Saved data entries
_ _ _ _

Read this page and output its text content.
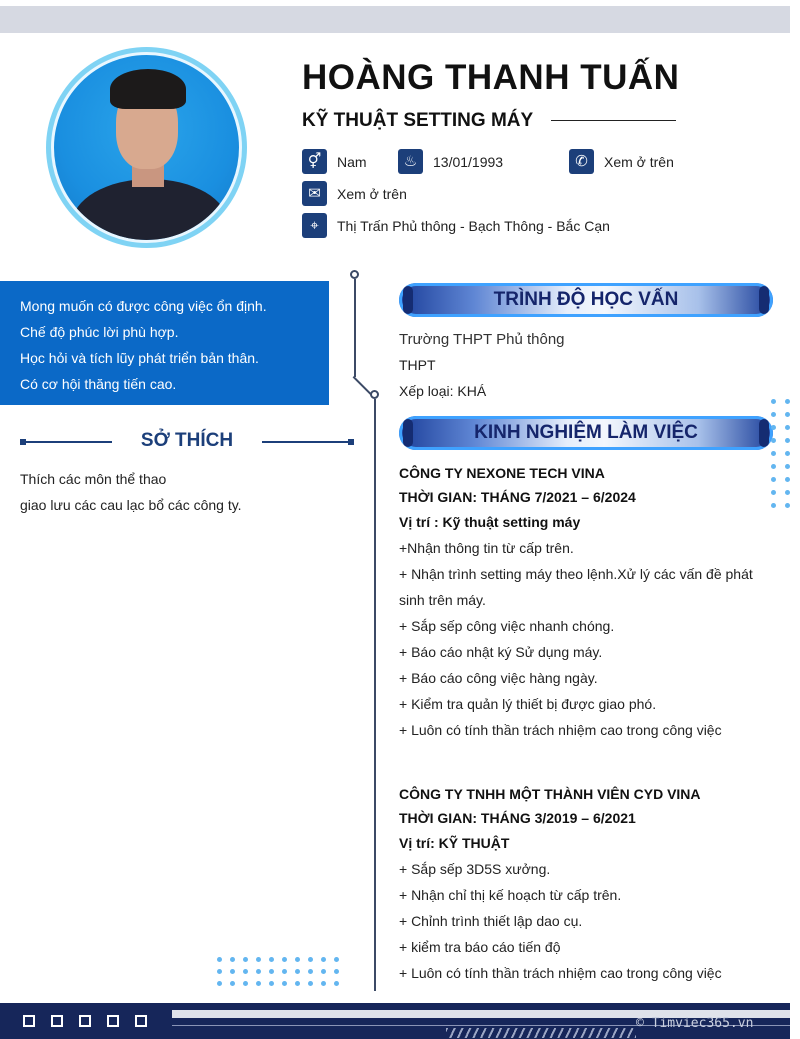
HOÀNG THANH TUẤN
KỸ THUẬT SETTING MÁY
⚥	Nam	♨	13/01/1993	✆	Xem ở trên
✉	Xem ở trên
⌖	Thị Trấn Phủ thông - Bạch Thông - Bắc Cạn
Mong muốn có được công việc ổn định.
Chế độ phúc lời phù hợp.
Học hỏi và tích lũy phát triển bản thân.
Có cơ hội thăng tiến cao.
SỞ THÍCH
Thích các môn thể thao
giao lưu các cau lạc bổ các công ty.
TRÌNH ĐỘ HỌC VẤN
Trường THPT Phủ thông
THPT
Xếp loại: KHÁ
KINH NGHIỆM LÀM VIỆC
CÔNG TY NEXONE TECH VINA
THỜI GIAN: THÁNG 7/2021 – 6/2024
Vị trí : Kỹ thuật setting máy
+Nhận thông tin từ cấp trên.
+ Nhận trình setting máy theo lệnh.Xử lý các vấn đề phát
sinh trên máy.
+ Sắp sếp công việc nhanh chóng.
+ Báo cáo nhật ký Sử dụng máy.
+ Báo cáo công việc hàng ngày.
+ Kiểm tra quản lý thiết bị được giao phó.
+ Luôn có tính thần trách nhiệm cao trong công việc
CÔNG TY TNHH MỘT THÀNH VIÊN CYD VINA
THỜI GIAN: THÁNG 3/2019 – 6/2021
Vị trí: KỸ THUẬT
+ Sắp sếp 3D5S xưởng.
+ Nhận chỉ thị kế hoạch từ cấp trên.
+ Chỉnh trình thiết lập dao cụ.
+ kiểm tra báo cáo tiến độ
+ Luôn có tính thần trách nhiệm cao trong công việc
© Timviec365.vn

_ _ _ _

STATED GOAL
Each entry shown above must be quoted exactly, with its pictures left out.

RESULT
Read this page and output its text content.
HOÀNG THANH TUẤN
KỸ THUẬT SETTING MÁY
⚥	Nam	♨	13/01/1993	✆	Xem ở trên
✉	Xem ở trên
⌖	Thị Trấn Phủ thông - Bạch Thông - Bắc Cạn
Mong muốn có được công việc ổn định.
Chế độ phúc lời phù hợp.
Học hỏi và tích lũy phát triển bản thân.
Có cơ hội thăng tiến cao.
SỞ THÍCH
Thích các môn thể thao
giao lưu các cau lạc bổ các công ty.
TRÌNH ĐỘ HỌC VẤN
Trường THPT Phủ thông
THPT
Xếp loại: KHÁ
KINH NGHIỆM LÀM VIỆC
CÔNG TY NEXONE TECH VINA
THỜI GIAN: THÁNG 7/2021 – 6/2024
Vị trí : Kỹ thuật setting máy
+Nhận thông tin từ cấp trên.
+ Nhận trình setting máy theo lệnh.Xử lý các vấn đề phát
sinh trên máy.
+ Sắp sếp công việc nhanh chóng.
+ Báo cáo nhật ký Sử dụng máy.
+ Báo cáo công việc hàng ngày.
+ Kiểm tra quản lý thiết bị được giao phó.
+ Luôn có tính thần trách nhiệm cao trong công việc
CÔNG TY TNHH MỘT THÀNH VIÊN CYD VINA
THỜI GIAN: THÁNG 3/2019 – 6/2021
Vị trí: KỸ THUẬT
+ Sắp sếp 3D5S xưởng.
+ Nhận chỉ thị kế hoạch từ cấp trên.
+ Chỉnh trình thiết lập dao cụ.
+ kiểm tra báo cáo tiến độ
+ Luôn có tính thần trách nhiệm cao trong công việc
© Timviec365.vn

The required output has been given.